**Information provided:**
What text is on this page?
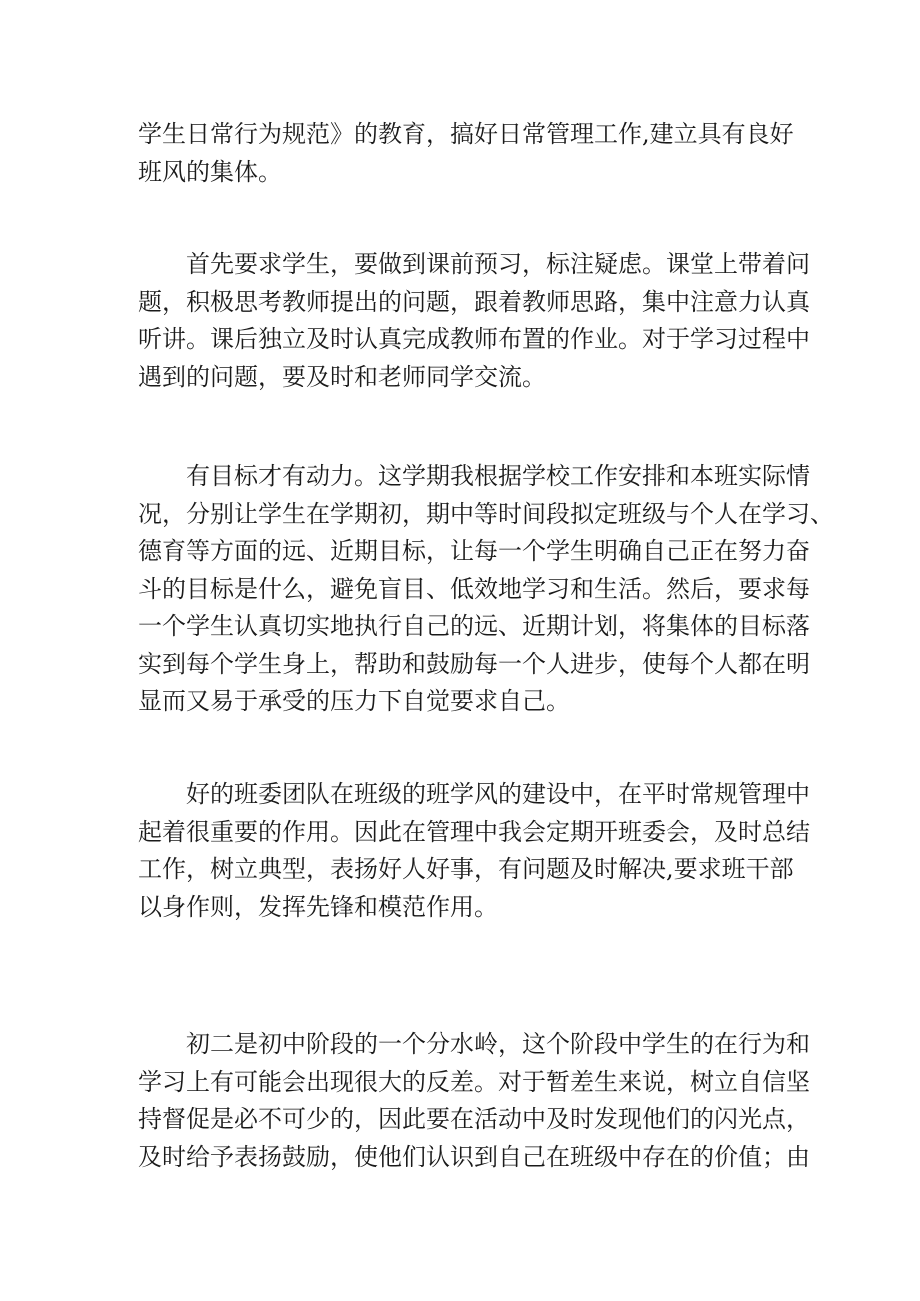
学生日常行为规范》的教育，搞好日常管理工作,建立具有良好
班风的集体。
首先要求学生，要做到课前预习，标注疑虑。课堂上带着问
题，积极思考教师提出的问题，跟着教师思路，集中注意力认真
听讲。课后独立及时认真完成教师布置的作业。对于学习过程中
遇到的问题，要及时和老师同学交流。
有目标才有动力。这学期我根据学校工作安排和本班实际情
况，分别让学生在学期初，期中等时间段拟定班级与个人在学习、
德育等方面的远、近期目标，让每一个学生明确自己正在努力奋
斗的目标是什么，避免盲目、低效地学习和生活。然后，要求每
一个学生认真切实地执行自己的远、近期计划，将集体的目标落
实到每个学生身上，帮助和鼓励每一个人进步，使每个人都在明
显而又易于承受的压力下自觉要求自己。
好的班委团队在班级的班学风的建设中，在平时常规管理中
起着很重要的作用。因此在管理中我会定期开班委会，及时总结
工作，树立典型，表扬好人好事，有问题及时解决,要求班干部
以身作则，发挥先锋和模范作用。
初二是初中阶段的一个分水岭，这个阶段中学生的在行为和
学习上有可能会出现很大的反差。对于暂差生来说，树立自信坚
持督促是必不可少的，因此要在活动中及时发现他们的闪光点，
及时给予表扬鼓励，使他们认识到自己在班级中存在的价值；由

**What this task involves:**
Set the listing down in full and exactly. Pictures within it should not appear in the copy.

**Problem solution:**
What text is on this page?
学生日常行为规范》的教育，搞好日常管理工作,建立具有良好
班风的集体。
首先要求学生，要做到课前预习，标注疑虑。课堂上带着问
题，积极思考教师提出的问题，跟着教师思路，集中注意力认真
听讲。课后独立及时认真完成教师布置的作业。对于学习过程中
遇到的问题，要及时和老师同学交流。
有目标才有动力。这学期我根据学校工作安排和本班实际情
况，分别让学生在学期初，期中等时间段拟定班级与个人在学习、
德育等方面的远、近期目标，让每一个学生明确自己正在努力奋
斗的目标是什么，避免盲目、低效地学习和生活。然后，要求每
一个学生认真切实地执行自己的远、近期计划，将集体的目标落
实到每个学生身上，帮助和鼓励每一个人进步，使每个人都在明
显而又易于承受的压力下自觉要求自己。
好的班委团队在班级的班学风的建设中，在平时常规管理中
起着很重要的作用。因此在管理中我会定期开班委会，及时总结
工作，树立典型，表扬好人好事，有问题及时解决,要求班干部
以身作则，发挥先锋和模范作用。
初二是初中阶段的一个分水岭，这个阶段中学生的在行为和
学习上有可能会出现很大的反差。对于暂差生来说，树立自信坚
持督促是必不可少的，因此要在活动中及时发现他们的闪光点，
及时给予表扬鼓励，使他们认识到自己在班级中存在的价值；由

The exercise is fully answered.